begin
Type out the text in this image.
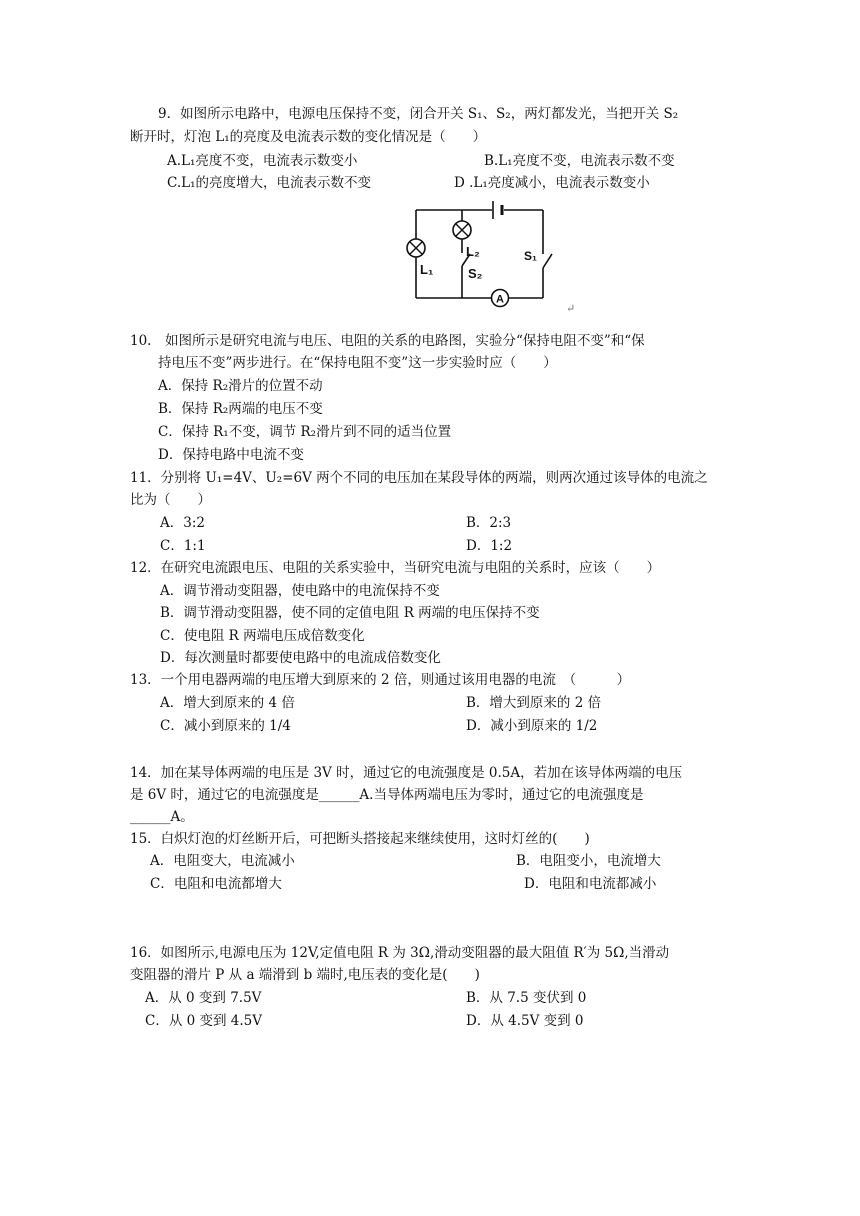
9．如图所示电路中，电源电压保持不变，闭合开关 S₁、S₂，两灯都发光，当把开关 S₂
断开时，灯泡 L₁的亮度及电流表示数的变化情况是（　　）
A.L₁亮度不变，电流表示数变小	B.L₁亮度不变，电流表示数不变
C.L₁的亮度增大，电流表示数不变	D .L₁亮度减小，电流表示数变小
A
L₁
L₂
S₂
S₁
↵
10.　如图所示是研究电流与电压、电阻的关系的电路图，实验分“保持电阻不变”和“保
持电压不变”两步进行。在“保持电阻不变”这一步实验时应（　　）
A．保持 R₂滑片的位置不动
B．保持 R₂两端的电压不变
C．保持 R₁不变，调节 R₂滑片到不同的适当位置
D．保持电路中电流不变
11．分别将 U₁=4V、U₂=6V 两个不同的电压加在某段导体的两端，则两次通过该导体的电流之
比为（　　）
A．3:2	B．2:3
C．1:1	D．1:2
12．在研究电流跟电压、电阻的关系实验中，当研究电流与电阻的关系时，应该（　　）
A．调节滑动变阻器，使电路中的电流保持不变
B．调节滑动变阻器，使不同的定值电阻 R 两端的电压保持不变
C．使电阻 R 两端电压成倍数变化
D．每次测量时都要使电路中的电流成倍数变化
13．一个用电器两端的电压增大到原来的 2 倍，则通过该用电器的电流　（　　　）
A．增大到原来的 4 倍	B．增大到原来的 2 倍
C．减小到原来的 1/4	D．减小到原来的 1/2
14．加在某导体两端的电压是 3V 时，通过它的电流强度是 0.5A，若加在该导体两端的电压
是 6V 时，通过它的电流强度是______A.当导体两端电压为零时，通过它的电流强度是
______A。
15．白炽灯泡的灯丝断开后，可把断头搭接起来继续使用，这时灯丝的(　　)
A．电阻变大，电流减小	B．电阻变小，电流增大
C．电阻和电流都增大	D．电阻和电流都减小
16．如图所示,电源电压为 12V,定值电阻 R 为 3Ω,滑动变阻器的最大阻值 R′为 5Ω,当滑动
变阻器的滑片 P 从 a 端滑到 b 端时,电压表的变化是(　　)
A．从 0 变到 7.5V	B．从 7.5 变伏到 0
C．从 0 变到 4.5V	D．从 4.5V 变到 0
end
Do not copy the pictures, but repeat every line exactly.

Type out the text in this image.
9．如图所示电路中，电源电压保持不变，闭合开关 S₁、S₂，两灯都发光，当把开关 S₂
断开时，灯泡 L₁的亮度及电流表示数的变化情况是（　　）
A.L₁亮度不变，电流表示数变小	B.L₁亮度不变，电流表示数不变
C.L₁的亮度增大，电流表示数不变	D .L₁亮度减小，电流表示数变小
A
L₁
L₂
S₂
S₁
↵
10.　如图所示是研究电流与电压、电阻的关系的电路图，实验分“保持电阻不变”和“保
持电压不变”两步进行。在“保持电阻不变”这一步实验时应（　　）
A．保持 R₂滑片的位置不动
B．保持 R₂两端的电压不变
C．保持 R₁不变，调节 R₂滑片到不同的适当位置
D．保持电路中电流不变
11．分别将 U₁=4V、U₂=6V 两个不同的电压加在某段导体的两端，则两次通过该导体的电流之
比为（　　）
A．3:2	B．2:3
C．1:1	D．1:2
12．在研究电流跟电压、电阻的关系实验中，当研究电流与电阻的关系时，应该（　　）
A．调节滑动变阻器，使电路中的电流保持不变
B．调节滑动变阻器，使不同的定值电阻 R 两端的电压保持不变
C．使电阻 R 两端电压成倍数变化
D．每次测量时都要使电路中的电流成倍数变化
13．一个用电器两端的电压增大到原来的 2 倍，则通过该用电器的电流　（　　　）
A．增大到原来的 4 倍	B．增大到原来的 2 倍
C．减小到原来的 1/4	D．减小到原来的 1/2
14．加在某导体两端的电压是 3V 时，通过它的电流强度是 0.5A，若加在该导体两端的电压
是 6V 时，通过它的电流强度是______A.当导体两端电压为零时，通过它的电流强度是
______A。
15．白炽灯泡的灯丝断开后，可把断头搭接起来继续使用，这时灯丝的(　　)
A．电阻变大，电流减小	B．电阻变小，电流增大
C．电阻和电流都增大	D．电阻和电流都减小
16．如图所示,电源电压为 12V,定值电阻 R 为 3Ω,滑动变阻器的最大阻值 R′为 5Ω,当滑动
变阻器的滑片 P 从 a 端滑到 b 端时,电压表的变化是(　　)
A．从 0 变到 7.5V	B．从 7.5 变伏到 0
C．从 0 变到 4.5V	D．从 4.5V 变到 0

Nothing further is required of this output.